*** DATA FOR THIS EXERCISE
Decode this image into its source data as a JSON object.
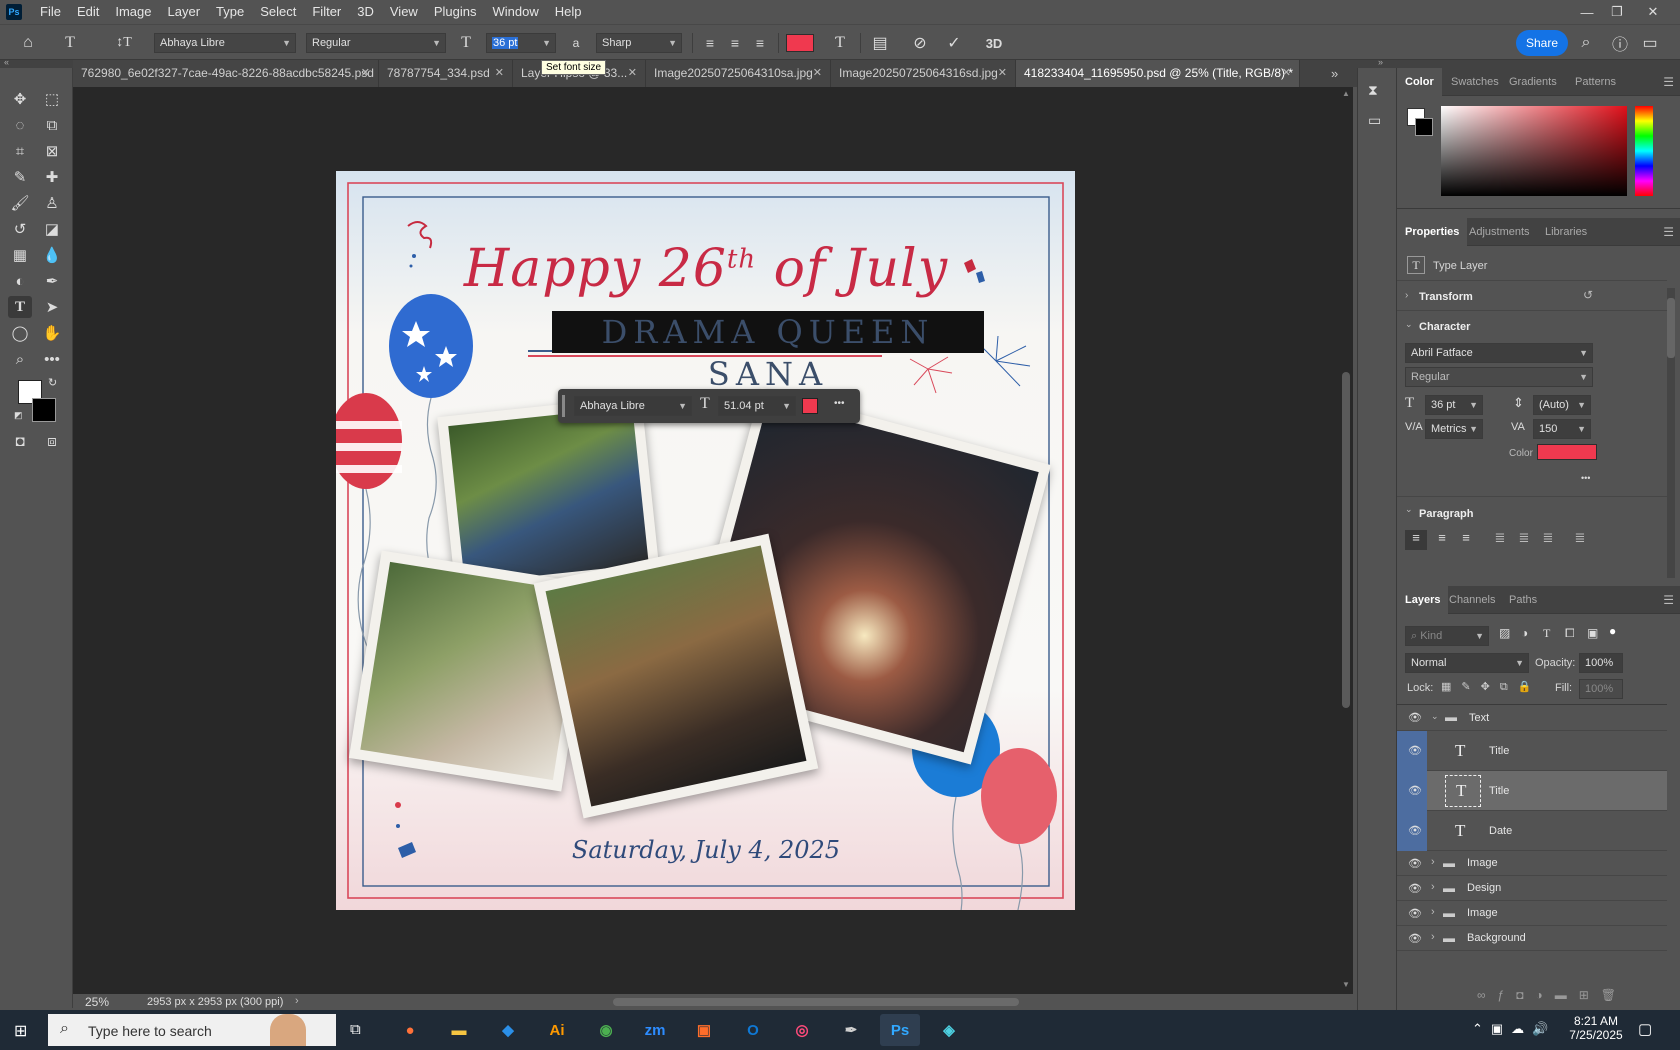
{
  "menu": [
    "File",
    "Edit",
    "Image",
    "Layer",
    "Type",
    "Select",
    "Filter",
    "3D",
    "View",
    "Plugins",
    "Window",
    "Help"
  ],
  "app_logo": "Ps",
  "window_controls": {
    "minimize": "—",
    "restore": "❐",
    "close": "✕"
  },
  "options": {
    "font_family": "Abhaya Libre",
    "font_style": "Regular",
    "font_size": "36 pt",
    "aa_label": "a",
    "antialias": "Sharp",
    "text_color": "#f0394f",
    "tooltip": "Set font size",
    "share_label": "Share",
    "3d_label": "3D"
  },
  "tabs": [
    {
      "label": "762980_6e02f327-7cae-49ac-8226-88acdbc58245.psd",
      "active": false
    },
    {
      "label": "78787754_334.psd",
      "active": false
    },
    {
      "label": "Layer Hipso @ 33...",
      "active": false
    },
    {
      "label": "Image20250725064310sa.jpg",
      "active": false
    },
    {
      "label": "Image20250725064316sd.jpg",
      "active": false
    },
    {
      "label": "418233404_11695950.psd @ 25% (Title, RGB/8) *",
      "active": true
    }
  ],
  "document": {
    "headline": "Happy 26",
    "headline_sup": "th",
    "headline_end": " of July",
    "name_text": "DRAMA QUEEN SANA",
    "date_text": "Saturday, July 4, 2025"
  },
  "ctxbar": {
    "font": "Abhaya Libre",
    "size": "51.04 pt",
    "more": "•••",
    "color": "#f0394f"
  },
  "status": {
    "zoom": "25%",
    "dimensions": "2953 px x 2953 px (300 ppi)"
  },
  "color_panel": {
    "tabs": [
      "Color",
      "Swatches",
      "Gradients",
      "Patterns"
    ],
    "base_hue": "#e0101a"
  },
  "properties": {
    "tabs": [
      "Properties",
      "Adjustments",
      "Libraries"
    ],
    "layer_type": "Type Layer",
    "transform_label": "Transform",
    "character_label": "Character",
    "font": "Abril Fatface",
    "style": "Regular",
    "size": "36 pt",
    "leading": "(Auto)",
    "kerning": "Metrics",
    "tracking": "150",
    "color_label": "Color",
    "color_value": "#f0394f",
    "paragraph_label": "Paragraph",
    "more": "•••"
  },
  "layers_panel": {
    "tabs": [
      "Layers",
      "Channels",
      "Paths"
    ],
    "kind_placeholder": "Kind",
    "blend_mode": "Normal",
    "opacity_label": "Opacity:",
    "opacity": "100%",
    "lock_label": "Lock:",
    "fill_label": "Fill:",
    "fill": "100%",
    "layers": [
      {
        "name": "Text",
        "kind": "group",
        "indent": 0,
        "expanded": true,
        "selected": false
      },
      {
        "name": "Title",
        "kind": "text",
        "indent": 1,
        "selected": false
      },
      {
        "name": "Title",
        "kind": "text",
        "indent": 1,
        "selected": true
      },
      {
        "name": "Date",
        "kind": "text",
        "indent": 1,
        "selected": false
      },
      {
        "name": "Image",
        "kind": "group",
        "indent": 0,
        "selected": false
      },
      {
        "name": "Design",
        "kind": "group",
        "indent": 0,
        "selected": false
      },
      {
        "name": "Image",
        "kind": "group",
        "indent": 0,
        "selected": false
      },
      {
        "name": "Background",
        "kind": "group",
        "indent": 0,
        "selected": false
      }
    ]
  },
  "taskbar": {
    "search_placeholder": "Type here to search",
    "time": "8:21 AM",
    "date": "7/25/2025",
    "apps": [
      {
        "name": "firefox",
        "glyph": "●",
        "color": "#ff7139"
      },
      {
        "name": "file-explorer",
        "glyph": "▬",
        "color": "#f5c542"
      },
      {
        "name": "vscode",
        "glyph": "◆",
        "color": "#2b8fe8"
      },
      {
        "name": "illustrator",
        "glyph": "Ai",
        "color": "#ff9a00"
      },
      {
        "name": "chrome",
        "glyph": "◉",
        "color": "#4caf50"
      },
      {
        "name": "zoom",
        "glyph": "zm",
        "color": "#2d8cff"
      },
      {
        "name": "app-orange",
        "glyph": "▣",
        "color": "#ff6d2a"
      },
      {
        "name": "outlook",
        "glyph": "O",
        "color": "#0f78d4"
      },
      {
        "name": "creative-cloud",
        "glyph": "◎",
        "color": "#ff4b7b"
      },
      {
        "name": "pen-tool",
        "glyph": "✒",
        "color": "#cfcfcf"
      },
      {
        "name": "photoshop",
        "glyph": "Ps",
        "color": "#31a8ff"
      },
      {
        "name": "app-teal",
        "glyph": "◈",
        "color": "#4dd0e1"
      }
    ]
  }
}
******
• _DO THIS_
Transcribe all of the records above character for character. Exclude the pictures.

• _SOLVED PROBLEM_
Decode this image into its source data as a JSON object.
{
  "menu": [
    "File",
    "Edit",
    "Image",
    "Layer",
    "Type",
    "Select",
    "Filter",
    "3D",
    "View",
    "Plugins",
    "Window",
    "Help"
  ],
  "app_logo": "Ps",
  "window_controls": {
    "minimize": "—",
    "restore": "❐",
    "close": "✕"
  },
  "options": {
    "font_family": "Abhaya Libre",
    "font_style": "Regular",
    "font_size": "36 pt",
    "aa_label": "a",
    "antialias": "Sharp",
    "text_color": "#f0394f",
    "tooltip": "Set font size",
    "share_label": "Share",
    "3d_label": "3D"
  },
  "tabs": [
    {
      "label": "762980_6e02f327-7cae-49ac-8226-88acdbc58245.psd",
      "active": false
    },
    {
      "label": "78787754_334.psd",
      "active": false
    },
    {
      "label": "Layer Hipso @ 33...",
      "active": false
    },
    {
      "label": "Image20250725064310sa.jpg",
      "active": false
    },
    {
      "label": "Image20250725064316sd.jpg",
      "active": false
    },
    {
      "label": "418233404_11695950.psd @ 25% (Title, RGB/8) *",
      "active": true
    }
  ],
  "document": {
    "headline": "Happy 26",
    "headline_sup": "th",
    "headline_end": " of July",
    "name_text": "DRAMA QUEEN SANA",
    "date_text": "Saturday, July 4, 2025"
  },
  "ctxbar": {
    "font": "Abhaya Libre",
    "size": "51.04 pt",
    "more": "•••",
    "color": "#f0394f"
  },
  "status": {
    "zoom": "25%",
    "dimensions": "2953 px x 2953 px (300 ppi)"
  },
  "color_panel": {
    "tabs": [
      "Color",
      "Swatches",
      "Gradients",
      "Patterns"
    ],
    "base_hue": "#e0101a"
  },
  "properties": {
    "tabs": [
      "Properties",
      "Adjustments",
      "Libraries"
    ],
    "layer_type": "Type Layer",
    "transform_label": "Transform",
    "character_label": "Character",
    "font": "Abril Fatface",
    "style": "Regular",
    "size": "36 pt",
    "leading": "(Auto)",
    "kerning": "Metrics",
    "tracking": "150",
    "color_label": "Color",
    "color_value": "#f0394f",
    "paragraph_label": "Paragraph",
    "more": "•••"
  },
  "layers_panel": {
    "tabs": [
      "Layers",
      "Channels",
      "Paths"
    ],
    "kind_placeholder": "Kind",
    "blend_mode": "Normal",
    "opacity_label": "Opacity:",
    "opacity": "100%",
    "lock_label": "Lock:",
    "fill_label": "Fill:",
    "fill": "100%",
    "layers": [
      {
        "name": "Text",
        "kind": "group",
        "indent": 0,
        "expanded": true,
        "selected": false
      },
      {
        "name": "Title",
        "kind": "text",
        "indent": 1,
        "selected": false
      },
      {
        "name": "Title",
        "kind": "text",
        "indent": 1,
        "selected": true
      },
      {
        "name": "Date",
        "kind": "text",
        "indent": 1,
        "selected": false
      },
      {
        "name": "Image",
        "kind": "group",
        "indent": 0,
        "selected": false
      },
      {
        "name": "Design",
        "kind": "group",
        "indent": 0,
        "selected": false
      },
      {
        "name": "Image",
        "kind": "group",
        "indent": 0,
        "selected": false
      },
      {
        "name": "Background",
        "kind": "group",
        "indent": 0,
        "selected": false
      }
    ]
  },
  "taskbar": {
    "search_placeholder": "Type here to search",
    "time": "8:21 AM",
    "date": "7/25/2025",
    "apps": [
      {
        "name": "firefox",
        "glyph": "●",
        "color": "#ff7139"
      },
      {
        "name": "file-explorer",
        "glyph": "▬",
        "color": "#f5c542"
      },
      {
        "name": "vscode",
        "glyph": "◆",
        "color": "#2b8fe8"
      },
      {
        "name": "illustrator",
        "glyph": "Ai",
        "color": "#ff9a00"
      },
      {
        "name": "chrome",
        "glyph": "◉",
        "color": "#4caf50"
      },
      {
        "name": "zoom",
        "glyph": "zm",
        "color": "#2d8cff"
      },
      {
        "name": "app-orange",
        "glyph": "▣",
        "color": "#ff6d2a"
      },
      {
        "name": "outlook",
        "glyph": "O",
        "color": "#0f78d4"
      },
      {
        "name": "creative-cloud",
        "glyph": "◎",
        "color": "#ff4b7b"
      },
      {
        "name": "pen-tool",
        "glyph": "✒",
        "color": "#cfcfcf"
      },
      {
        "name": "photoshop",
        "glyph": "Ps",
        "color": "#31a8ff"
      },
      {
        "name": "app-teal",
        "glyph": "◈",
        "color": "#4dd0e1"
      }
    ]
  }
}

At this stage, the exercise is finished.